Source records
§ §
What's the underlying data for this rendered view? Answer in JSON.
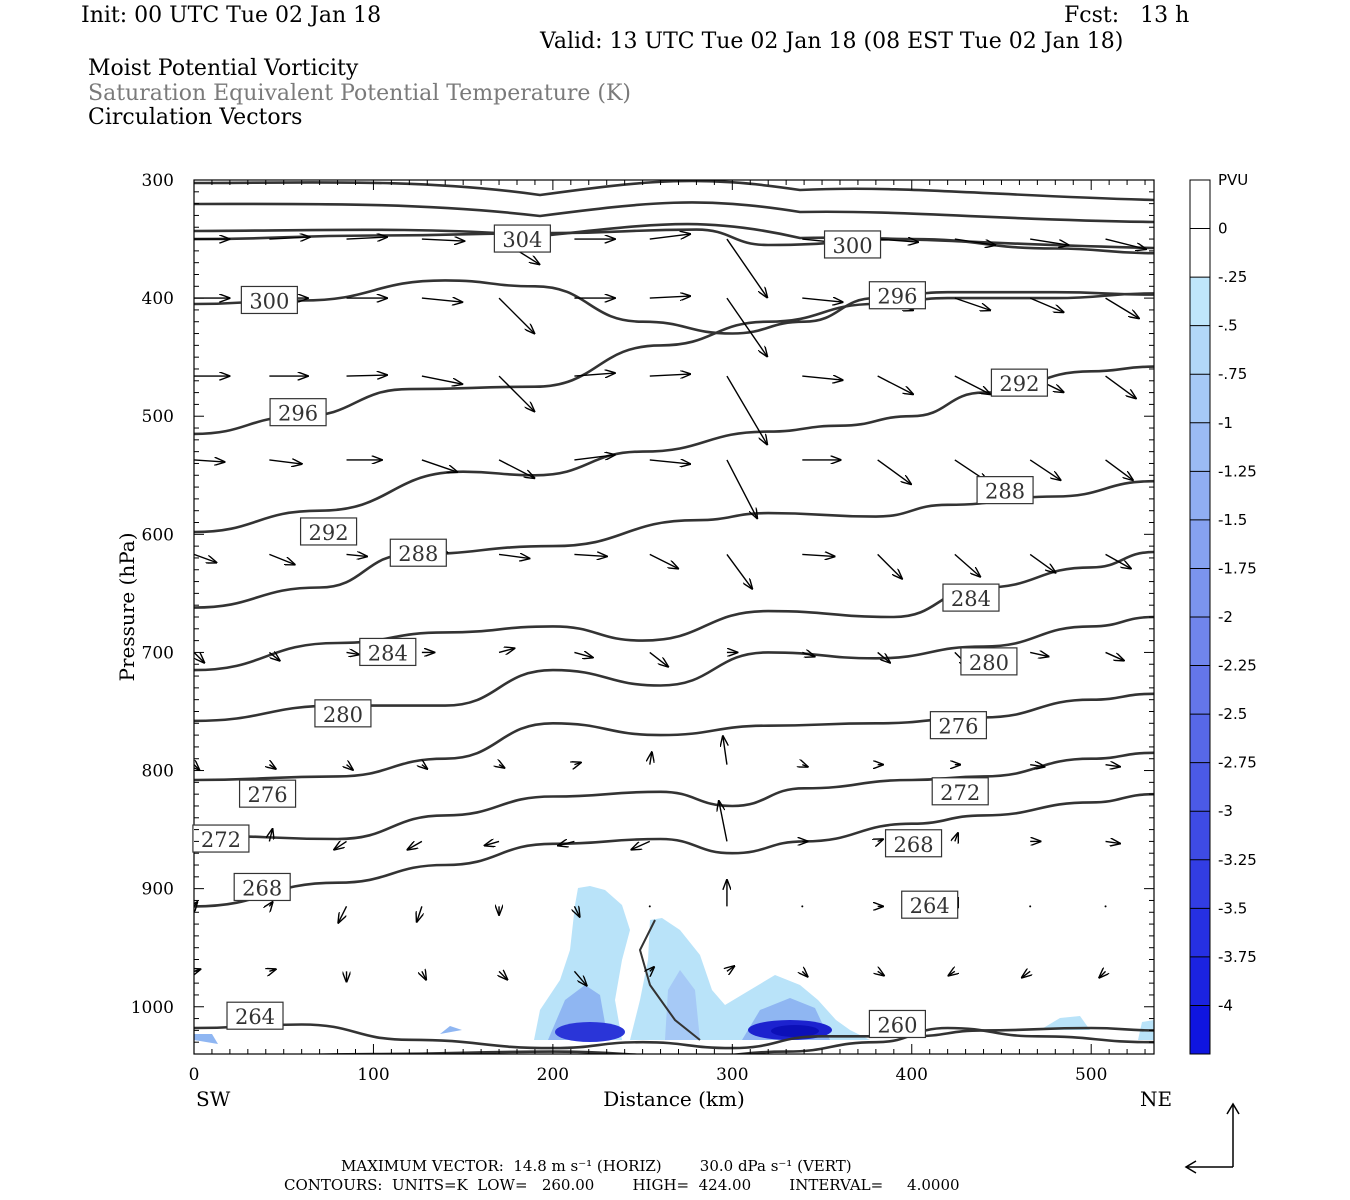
{
  "header": {
    "init": "Init: 00 UTC Tue 02 Jan 18",
    "fcst": "Fcst:   13 h",
    "valid": "Valid: 13 UTC Tue 02 Jan 18 (08 EST Tue 02 Jan 18)",
    "field1": "Moist Potential Vorticity",
    "field2": "Saturation Equivalent Potential Temperature (K)",
    "field3": "Circulation Vectors"
  },
  "footer": {
    "max_vector": "MAXIMUM VECTOR:  14.8 m s⁻¹ (HORIZ)        30.0 dPa s⁻¹ (VERT)",
    "contours": "CONTOURS:  UNITS=K  LOW=   260.00        HIGH=  424.00        INTERVAL=     4.0000"
  },
  "colors": {
    "contour": "#333333",
    "pv_light": "#b9e3f9",
    "pv_mid": "#8fb6f2",
    "pv_dark": "#2424e0"
  },
  "colorbar": {
    "unit": "PVU",
    "labels": [
      "0",
      "-.25",
      "-.5",
      "-.75",
      "-1",
      "-1.25",
      "-1.5",
      "-1.75",
      "-2",
      "-2.25",
      "-2.5",
      "-2.75",
      "-3",
      "-3.25",
      "-3.5",
      "-3.75",
      "-4"
    ],
    "colors": [
      "#ffffff",
      "#ffffff",
      "#bfe6fb",
      "#b2d8f8",
      "#a6c9f6",
      "#9bbbf4",
      "#90aef2",
      "#86a2f0",
      "#7b94ee",
      "#7085ec",
      "#6476ea",
      "#5768e8",
      "#4b5ae6",
      "#3e4be4",
      "#323de3",
      "#2630e2",
      "#1b23e1",
      "#0f15df"
    ]
  },
  "chart_data": {
    "type": "cross-section",
    "xlabel": "Distance (km)",
    "ylabel": "Pressure (hPa)",
    "x_left_label": "SW",
    "x_right_label": "NE",
    "xlim": [
      0,
      535
    ],
    "ylim": [
      1040,
      300
    ],
    "x_ticks": [
      0,
      100,
      200,
      300,
      400,
      500
    ],
    "y_ticks": [
      300,
      400,
      500,
      600,
      700,
      800,
      900,
      1000
    ],
    "contours": [
      {
        "label": "304",
        "label_x": 183,
        "label_p": 350,
        "points": [
          [
            0,
            350
          ],
          [
            100,
            347
          ],
          [
            200,
            345
          ],
          [
            280,
            342
          ],
          [
            320,
            355
          ],
          [
            400,
            350
          ],
          [
            480,
            358
          ],
          [
            535,
            362
          ]
        ]
      },
      {
        "label": "300",
        "label_x": 42,
        "label_p": 402,
        "points": [
          [
            0,
            405
          ],
          [
            60,
            402
          ],
          [
            140,
            385
          ],
          [
            190,
            390
          ],
          [
            250,
            420
          ],
          [
            300,
            430
          ],
          [
            340,
            420
          ],
          [
            380,
            400
          ],
          [
            420,
            395
          ],
          [
            480,
            395
          ],
          [
            535,
            397
          ]
        ]
      },
      {
        "label": "300",
        "label_x": 367,
        "label_p": 355,
        "points": []
      },
      {
        "label": "296",
        "label_x": 58,
        "label_p": 497,
        "points": [
          [
            0,
            515
          ],
          [
            60,
            500
          ],
          [
            120,
            477
          ],
          [
            190,
            475
          ],
          [
            260,
            440
          ],
          [
            320,
            420
          ],
          [
            380,
            405
          ],
          [
            420,
            400
          ],
          [
            480,
            400
          ],
          [
            535,
            396
          ]
        ]
      },
      {
        "label": "296",
        "label_x": 392,
        "label_p": 398,
        "points": []
      },
      {
        "label": "292",
        "label_x": 75,
        "label_p": 598,
        "points": [
          [
            0,
            598
          ],
          [
            70,
            580
          ],
          [
            150,
            547
          ],
          [
            190,
            550
          ],
          [
            250,
            530
          ],
          [
            320,
            513
          ],
          [
            360,
            508
          ],
          [
            400,
            500
          ],
          [
            440,
            480
          ],
          [
            500,
            462
          ],
          [
            535,
            458
          ]
        ]
      },
      {
        "label": "292",
        "label_x": 460,
        "label_p": 472,
        "points": []
      },
      {
        "label": "288",
        "label_x": 125,
        "label_p": 616,
        "points": [
          [
            0,
            662
          ],
          [
            70,
            645
          ],
          [
            120,
            617
          ],
          [
            200,
            610
          ],
          [
            280,
            588
          ],
          [
            320,
            582
          ],
          [
            380,
            585
          ],
          [
            420,
            575
          ],
          [
            480,
            568
          ],
          [
            535,
            555
          ]
        ]
      },
      {
        "label": "288",
        "label_x": 452,
        "label_p": 563,
        "points": []
      },
      {
        "label": "284",
        "label_x": 108,
        "label_p": 700,
        "points": [
          [
            0,
            715
          ],
          [
            80,
            692
          ],
          [
            140,
            683
          ],
          [
            200,
            678
          ],
          [
            250,
            690
          ],
          [
            320,
            665
          ],
          [
            390,
            670
          ],
          [
            440,
            645
          ],
          [
            500,
            628
          ],
          [
            535,
            615
          ]
        ]
      },
      {
        "label": "284",
        "label_x": 433,
        "label_p": 654,
        "points": []
      },
      {
        "label": "280",
        "label_x": 83,
        "label_p": 752,
        "points": [
          [
            0,
            758
          ],
          [
            80,
            745
          ],
          [
            140,
            745
          ],
          [
            200,
            715
          ],
          [
            260,
            728
          ],
          [
            320,
            700
          ],
          [
            380,
            705
          ],
          [
            440,
            695
          ],
          [
            500,
            678
          ],
          [
            535,
            670
          ]
        ]
      },
      {
        "label": "280",
        "label_x": 443,
        "label_p": 708,
        "points": []
      },
      {
        "label": "276",
        "label_x": 41,
        "label_p": 820,
        "points": [
          [
            0,
            808
          ],
          [
            80,
            805
          ],
          [
            140,
            790
          ],
          [
            200,
            760
          ],
          [
            260,
            770
          ],
          [
            320,
            762
          ],
          [
            380,
            760
          ],
          [
            440,
            755
          ],
          [
            500,
            740
          ],
          [
            535,
            735
          ]
        ]
      },
      {
        "label": "276",
        "label_x": 426,
        "label_p": 762,
        "points": []
      },
      {
        "label": "272",
        "label_x": 15,
        "label_p": 858,
        "points": [
          [
            0,
            855
          ],
          [
            80,
            858
          ],
          [
            140,
            838
          ],
          [
            200,
            822
          ],
          [
            260,
            818
          ],
          [
            300,
            830
          ],
          [
            340,
            815
          ],
          [
            400,
            808
          ],
          [
            440,
            805
          ],
          [
            500,
            790
          ],
          [
            535,
            785
          ]
        ]
      },
      {
        "label": "272",
        "label_x": 427,
        "label_p": 818,
        "points": []
      },
      {
        "label": "268",
        "label_x": 38,
        "label_p": 899,
        "points": [
          [
            0,
            915
          ],
          [
            80,
            895
          ],
          [
            140,
            880
          ],
          [
            200,
            862
          ],
          [
            260,
            858
          ],
          [
            300,
            870
          ],
          [
            340,
            860
          ],
          [
            400,
            845
          ],
          [
            440,
            838
          ],
          [
            500,
            827
          ],
          [
            535,
            820
          ]
        ]
      },
      {
        "label": "268",
        "label_x": 401,
        "label_p": 862,
        "points": []
      },
      {
        "label": "264",
        "label_x": 34,
        "label_p": 1008,
        "points": [
          [
            0,
            1018
          ],
          [
            60,
            1015
          ],
          [
            120,
            1028
          ],
          [
            200,
            1035
          ],
          [
            250,
            1030
          ],
          [
            300,
            1035
          ],
          [
            350,
            1025
          ],
          [
            400,
            1025
          ],
          [
            440,
            1020
          ],
          [
            500,
            1018
          ],
          [
            535,
            1020
          ]
        ]
      },
      {
        "label": "264",
        "label_x": 410,
        "label_p": 914,
        "points": []
      },
      {
        "label": "260",
        "label_x": 392,
        "label_p": 1015,
        "points": [
          [
            0,
            1043
          ],
          [
            100,
            1040
          ],
          [
            200,
            1038
          ],
          [
            280,
            1042
          ],
          [
            330,
            1038
          ],
          [
            380,
            1030
          ],
          [
            420,
            1018
          ],
          [
            470,
            1025
          ],
          [
            535,
            1030
          ]
        ]
      }
    ],
    "pv_shading_note": "negative moist PV shaded near surface, 190-330 km",
    "max_vector_horiz": "14.8 m s-1",
    "max_vector_vert": "30.0 dPa s-1",
    "contour_low": 260.0,
    "contour_high": 424.0,
    "contour_interval": 4.0
  }
}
§ §
### Task to complete
Copy every line of the listing containing the string "Potential".

### Answer to the exercise
    "field1": "Moist Potential Vorticity",
    "field2": "Saturation Equivalent Potential Temperature (K)",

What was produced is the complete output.